**OBJECTIVE:** Transcribe every entry word for word, but skip the images.

**DATA RECORDS:**

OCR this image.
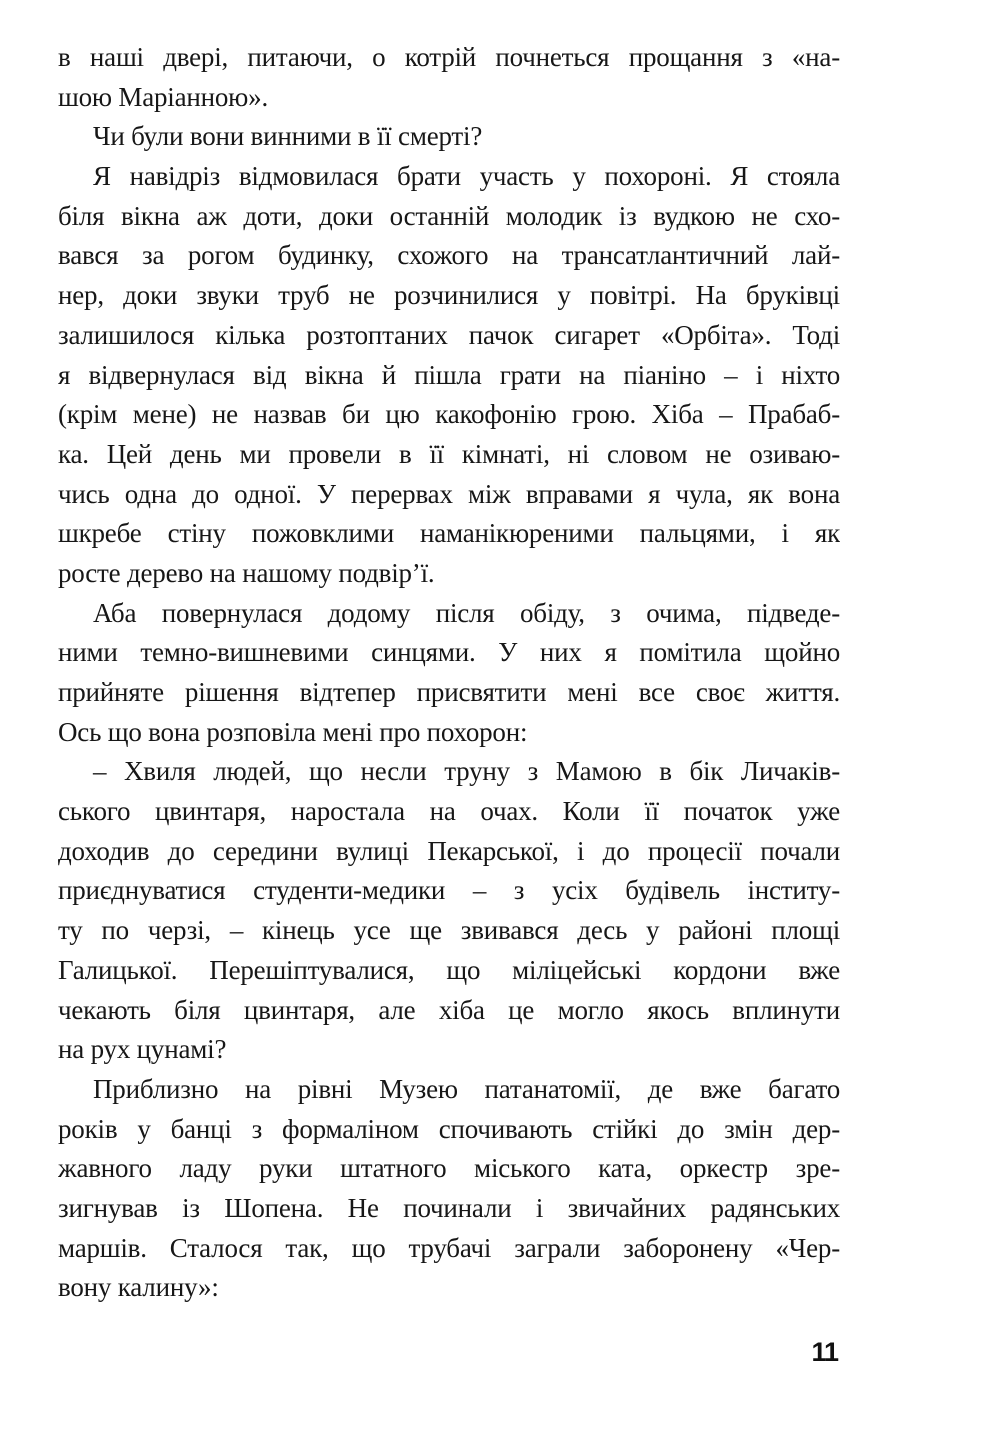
в наші двері, питаючи, о котрій почнеться прощання з «на-
шою Маріанною».
Чи були вони винними в її смерті?
Я навідріз відмовилася брати участь у похороні. Я стояла
біля вікна аж доти, доки останній молодик із вудкою не схо-
вався за рогом будинку, схожого на трансатлантичний лай-
нер, доки звуки труб не розчинилися у повітрі. На бруківці
залишилося кілька розтоптаних пачок сигарет «Орбіта». Тоді
я відвернулася від вікна й пішла грати на піаніно – і ніхто
(крім мене) не назвав би цю какофонію грою. Хіба – Прабаб-
ка. Цей день ми провели в її кімнаті, ні словом не озиваю-
чись одна до одної. У перервах між вправами я чула, як вона
шкребе стіну пожовклими наманікюреними пальцями, і як
росте дерево на нашому подвір’ї.
Аба повернулася додому після обіду, з очима, підведе-
ними темно-вишневими синцями. У них я помітила щойно
прийняте рішення відтепер присвятити мені все своє життя.
Ось що вона розповіла мені про похорон:
– Хвиля людей, що несли труну з Мамою в бік Личаків-
ського цвинтаря, наростала на очах. Коли її початок уже
доходив до середини вулиці Пекарської, і до процесії почали
приєднуватися студенти-медики – з усіх будівель інститу-
ту по черзі, – кінець усе ще звивався десь у районі площі
Галицької. Перешіптувалися, що міліцейські кордони вже
чекають біля цвинтаря, але хіба це могло якось вплинути
на рух цунамі?
Приблизно на рівні Музею патанатомії, де вже багато
років у банці з формаліном спочивають стійкі до змін дер-
жавного ладу руки штатного міського ката, оркестр зре-
зигнував із Шопена. Не починали і звичайних радянських
маршів. Сталося так, що трубачі заграли заборонену «Чер-
вону калину»:
11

**COMPLETE RESPONSE:**
OCR this image.
в наші двері, питаючи, о котрій почнеться прощання з «на-
шою Маріанною».
Чи були вони винними в її смерті?
Я навідріз відмовилася брати участь у похороні. Я стояла
біля вікна аж доти, доки останній молодик із вудкою не схо-
вався за рогом будинку, схожого на трансатлантичний лай-
нер, доки звуки труб не розчинилися у повітрі. На бруківці
залишилося кілька розтоптаних пачок сигарет «Орбіта». Тоді
я відвернулася від вікна й пішла грати на піаніно – і ніхто
(крім мене) не назвав би цю какофонію грою. Хіба – Прабаб-
ка. Цей день ми провели в її кімнаті, ні словом не озиваю-
чись одна до одної. У перервах між вправами я чула, як вона
шкребе стіну пожовклими наманікюреними пальцями, і як
росте дерево на нашому подвір’ї.
Аба повернулася додому після обіду, з очима, підведе-
ними темно-вишневими синцями. У них я помітила щойно
прийняте рішення відтепер присвятити мені все своє життя.
Ось що вона розповіла мені про похорон:
– Хвиля людей, що несли труну з Мамою в бік Личаків-
ського цвинтаря, наростала на очах. Коли її початок уже
доходив до середини вулиці Пекарської, і до процесії почали
приєднуватися студенти-медики – з усіх будівель інститу-
ту по черзі, – кінець усе ще звивався десь у районі площі
Галицької. Перешіптувалися, що міліцейські кордони вже
чекають біля цвинтаря, але хіба це могло якось вплинути
на рух цунамі?
Приблизно на рівні Музею патанатомії, де вже багато
років у банці з формаліном спочивають стійкі до змін дер-
жавного ладу руки штатного міського ката, оркестр зре-
зигнував із Шопена. Не починали і звичайних радянських
маршів. Сталося так, що трубачі заграли заборонену «Чер-
вону калину»:
11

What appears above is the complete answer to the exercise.